**WHAT YOU ARE ASKED TO DO**
Identify all lines of the data containing the string "Menggambar" and copy them.

**DATASET ROWS**
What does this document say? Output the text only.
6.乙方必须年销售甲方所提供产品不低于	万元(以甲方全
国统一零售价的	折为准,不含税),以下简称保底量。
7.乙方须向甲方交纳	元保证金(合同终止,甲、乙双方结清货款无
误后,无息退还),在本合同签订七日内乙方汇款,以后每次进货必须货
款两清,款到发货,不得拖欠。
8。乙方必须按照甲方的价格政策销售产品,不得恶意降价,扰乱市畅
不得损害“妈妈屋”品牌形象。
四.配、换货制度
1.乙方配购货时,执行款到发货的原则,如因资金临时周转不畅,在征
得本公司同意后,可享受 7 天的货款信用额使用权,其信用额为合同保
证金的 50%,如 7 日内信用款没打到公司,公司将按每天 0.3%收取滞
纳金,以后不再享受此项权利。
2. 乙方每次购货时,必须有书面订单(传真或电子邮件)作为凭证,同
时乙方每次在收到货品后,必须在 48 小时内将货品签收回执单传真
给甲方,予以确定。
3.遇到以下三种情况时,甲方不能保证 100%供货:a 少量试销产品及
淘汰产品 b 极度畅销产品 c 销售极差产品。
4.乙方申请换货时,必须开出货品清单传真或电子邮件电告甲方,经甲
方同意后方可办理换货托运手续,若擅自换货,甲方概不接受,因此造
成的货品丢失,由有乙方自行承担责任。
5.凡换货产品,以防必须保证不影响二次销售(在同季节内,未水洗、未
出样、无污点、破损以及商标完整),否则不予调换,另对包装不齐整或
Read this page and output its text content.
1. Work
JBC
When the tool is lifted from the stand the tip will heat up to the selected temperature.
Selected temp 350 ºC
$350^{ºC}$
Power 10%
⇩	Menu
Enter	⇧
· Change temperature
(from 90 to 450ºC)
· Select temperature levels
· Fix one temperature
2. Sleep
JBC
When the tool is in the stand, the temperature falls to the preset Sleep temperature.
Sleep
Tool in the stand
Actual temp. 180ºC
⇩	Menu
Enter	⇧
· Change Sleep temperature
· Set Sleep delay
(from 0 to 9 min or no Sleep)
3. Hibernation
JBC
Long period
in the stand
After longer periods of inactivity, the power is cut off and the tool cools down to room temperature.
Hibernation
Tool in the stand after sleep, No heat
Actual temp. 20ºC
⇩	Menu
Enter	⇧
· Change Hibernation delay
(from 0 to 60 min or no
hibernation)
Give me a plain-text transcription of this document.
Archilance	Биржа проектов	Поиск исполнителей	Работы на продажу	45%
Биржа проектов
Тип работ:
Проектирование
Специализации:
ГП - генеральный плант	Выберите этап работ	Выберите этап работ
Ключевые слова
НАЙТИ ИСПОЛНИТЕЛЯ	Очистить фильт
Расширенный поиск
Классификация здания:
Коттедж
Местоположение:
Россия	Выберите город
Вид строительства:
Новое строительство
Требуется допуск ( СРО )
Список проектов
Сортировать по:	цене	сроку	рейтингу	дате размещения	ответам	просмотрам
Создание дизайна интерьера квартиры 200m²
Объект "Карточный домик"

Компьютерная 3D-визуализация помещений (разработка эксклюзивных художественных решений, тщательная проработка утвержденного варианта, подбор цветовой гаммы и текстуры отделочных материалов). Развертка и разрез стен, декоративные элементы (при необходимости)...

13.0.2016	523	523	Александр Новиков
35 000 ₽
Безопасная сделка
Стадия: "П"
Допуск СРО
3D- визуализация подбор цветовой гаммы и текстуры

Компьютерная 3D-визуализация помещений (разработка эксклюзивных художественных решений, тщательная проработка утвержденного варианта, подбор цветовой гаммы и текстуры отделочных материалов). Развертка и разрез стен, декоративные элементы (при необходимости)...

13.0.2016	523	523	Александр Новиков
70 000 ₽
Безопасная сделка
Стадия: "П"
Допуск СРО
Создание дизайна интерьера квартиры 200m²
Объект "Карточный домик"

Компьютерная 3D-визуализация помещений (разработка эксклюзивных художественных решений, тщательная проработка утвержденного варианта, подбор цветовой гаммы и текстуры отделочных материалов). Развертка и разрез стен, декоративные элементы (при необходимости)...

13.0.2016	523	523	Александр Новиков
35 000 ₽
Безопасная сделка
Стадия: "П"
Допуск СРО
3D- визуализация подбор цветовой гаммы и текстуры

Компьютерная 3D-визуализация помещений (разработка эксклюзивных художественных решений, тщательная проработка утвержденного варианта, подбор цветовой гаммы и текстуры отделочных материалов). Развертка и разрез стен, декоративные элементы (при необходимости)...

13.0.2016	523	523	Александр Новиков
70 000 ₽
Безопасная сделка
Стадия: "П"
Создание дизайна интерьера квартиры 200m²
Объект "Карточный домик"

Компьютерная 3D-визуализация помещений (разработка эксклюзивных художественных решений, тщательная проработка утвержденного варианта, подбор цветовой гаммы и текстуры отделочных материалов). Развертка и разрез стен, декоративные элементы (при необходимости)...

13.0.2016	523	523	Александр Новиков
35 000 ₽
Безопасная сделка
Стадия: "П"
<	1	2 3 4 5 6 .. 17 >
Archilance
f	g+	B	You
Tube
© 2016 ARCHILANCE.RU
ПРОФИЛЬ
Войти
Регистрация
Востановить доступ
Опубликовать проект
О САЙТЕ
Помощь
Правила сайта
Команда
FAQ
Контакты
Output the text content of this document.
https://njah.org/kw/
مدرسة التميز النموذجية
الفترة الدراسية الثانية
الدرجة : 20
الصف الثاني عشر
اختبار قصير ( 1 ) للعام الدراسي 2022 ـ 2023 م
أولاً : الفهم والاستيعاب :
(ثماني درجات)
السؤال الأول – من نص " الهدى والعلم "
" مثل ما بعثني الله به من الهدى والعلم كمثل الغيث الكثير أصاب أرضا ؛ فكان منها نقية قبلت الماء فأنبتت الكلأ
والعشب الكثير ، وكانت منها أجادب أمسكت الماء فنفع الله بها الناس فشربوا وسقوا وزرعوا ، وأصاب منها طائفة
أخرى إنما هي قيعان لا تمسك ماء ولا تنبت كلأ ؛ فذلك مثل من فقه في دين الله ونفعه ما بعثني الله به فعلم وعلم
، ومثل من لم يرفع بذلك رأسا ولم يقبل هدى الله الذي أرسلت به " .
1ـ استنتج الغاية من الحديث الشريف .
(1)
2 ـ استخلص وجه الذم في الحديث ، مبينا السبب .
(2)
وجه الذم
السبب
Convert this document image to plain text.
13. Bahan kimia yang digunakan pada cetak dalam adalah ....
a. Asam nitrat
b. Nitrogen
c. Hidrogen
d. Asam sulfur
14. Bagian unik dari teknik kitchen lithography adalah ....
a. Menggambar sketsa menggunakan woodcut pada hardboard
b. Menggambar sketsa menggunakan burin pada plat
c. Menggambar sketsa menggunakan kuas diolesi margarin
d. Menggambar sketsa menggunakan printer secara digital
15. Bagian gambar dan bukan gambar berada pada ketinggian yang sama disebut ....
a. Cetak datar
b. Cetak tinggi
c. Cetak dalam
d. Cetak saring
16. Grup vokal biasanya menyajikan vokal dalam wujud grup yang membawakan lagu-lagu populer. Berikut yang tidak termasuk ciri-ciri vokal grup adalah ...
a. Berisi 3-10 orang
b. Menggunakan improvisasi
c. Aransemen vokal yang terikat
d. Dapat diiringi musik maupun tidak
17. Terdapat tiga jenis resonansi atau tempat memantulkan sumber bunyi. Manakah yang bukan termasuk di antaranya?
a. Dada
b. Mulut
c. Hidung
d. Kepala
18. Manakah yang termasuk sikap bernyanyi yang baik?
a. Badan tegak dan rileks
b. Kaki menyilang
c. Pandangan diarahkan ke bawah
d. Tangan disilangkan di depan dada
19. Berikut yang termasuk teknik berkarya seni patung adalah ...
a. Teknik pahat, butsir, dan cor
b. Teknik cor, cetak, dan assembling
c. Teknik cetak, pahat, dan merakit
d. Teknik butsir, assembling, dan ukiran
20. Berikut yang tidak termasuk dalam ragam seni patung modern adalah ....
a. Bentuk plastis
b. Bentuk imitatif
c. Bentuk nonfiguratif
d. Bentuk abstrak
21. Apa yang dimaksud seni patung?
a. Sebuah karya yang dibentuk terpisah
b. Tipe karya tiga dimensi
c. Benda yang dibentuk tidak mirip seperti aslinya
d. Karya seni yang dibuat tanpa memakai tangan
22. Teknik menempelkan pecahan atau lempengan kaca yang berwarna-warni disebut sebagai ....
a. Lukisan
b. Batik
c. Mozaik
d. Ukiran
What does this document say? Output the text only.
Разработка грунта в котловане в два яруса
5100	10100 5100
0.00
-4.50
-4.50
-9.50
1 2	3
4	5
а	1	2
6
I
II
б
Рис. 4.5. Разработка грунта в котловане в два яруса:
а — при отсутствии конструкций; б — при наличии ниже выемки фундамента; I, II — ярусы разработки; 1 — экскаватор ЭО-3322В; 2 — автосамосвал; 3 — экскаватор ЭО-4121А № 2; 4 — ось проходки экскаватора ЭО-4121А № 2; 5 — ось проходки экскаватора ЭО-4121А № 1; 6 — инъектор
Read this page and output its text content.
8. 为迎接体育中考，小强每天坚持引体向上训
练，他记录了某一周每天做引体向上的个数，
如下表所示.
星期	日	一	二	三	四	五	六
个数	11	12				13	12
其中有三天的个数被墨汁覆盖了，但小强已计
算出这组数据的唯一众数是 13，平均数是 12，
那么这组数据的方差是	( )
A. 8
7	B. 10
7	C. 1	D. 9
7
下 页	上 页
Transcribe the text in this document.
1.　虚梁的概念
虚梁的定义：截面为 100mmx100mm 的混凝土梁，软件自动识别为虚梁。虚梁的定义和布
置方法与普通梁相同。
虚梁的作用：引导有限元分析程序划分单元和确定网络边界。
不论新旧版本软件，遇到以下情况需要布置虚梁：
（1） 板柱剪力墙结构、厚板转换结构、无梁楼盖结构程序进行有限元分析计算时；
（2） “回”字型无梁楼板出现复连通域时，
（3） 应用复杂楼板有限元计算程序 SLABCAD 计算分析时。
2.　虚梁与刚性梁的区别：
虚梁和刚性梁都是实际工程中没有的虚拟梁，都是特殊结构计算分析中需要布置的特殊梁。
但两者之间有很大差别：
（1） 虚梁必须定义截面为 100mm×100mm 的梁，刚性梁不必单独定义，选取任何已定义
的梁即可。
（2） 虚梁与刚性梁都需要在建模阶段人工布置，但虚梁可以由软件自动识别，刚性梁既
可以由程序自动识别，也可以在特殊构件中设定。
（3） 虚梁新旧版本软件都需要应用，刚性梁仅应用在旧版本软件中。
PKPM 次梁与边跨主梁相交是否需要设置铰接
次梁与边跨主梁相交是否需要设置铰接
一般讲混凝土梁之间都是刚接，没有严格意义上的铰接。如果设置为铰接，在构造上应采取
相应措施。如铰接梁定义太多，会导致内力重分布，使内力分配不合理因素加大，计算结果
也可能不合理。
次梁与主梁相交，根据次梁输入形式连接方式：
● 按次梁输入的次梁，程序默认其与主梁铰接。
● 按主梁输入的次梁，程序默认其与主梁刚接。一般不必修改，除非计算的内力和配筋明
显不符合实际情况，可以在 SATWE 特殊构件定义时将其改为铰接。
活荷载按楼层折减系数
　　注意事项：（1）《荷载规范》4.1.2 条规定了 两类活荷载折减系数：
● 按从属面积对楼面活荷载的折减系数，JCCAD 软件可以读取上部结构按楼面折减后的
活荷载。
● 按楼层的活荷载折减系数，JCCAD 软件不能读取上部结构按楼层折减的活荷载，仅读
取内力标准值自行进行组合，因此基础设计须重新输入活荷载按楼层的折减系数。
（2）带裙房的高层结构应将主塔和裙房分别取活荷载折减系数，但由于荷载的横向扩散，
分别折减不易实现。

**ANSWER IN FULL**
a. Menggambar sketsa menggunakan woodcut pada hardboard
b. Menggambar sketsa menggunakan burin pada plat
c. Menggambar sketsa menggunakan kuas diolesi margarin
d. Menggambar sketsa menggunakan printer secara digital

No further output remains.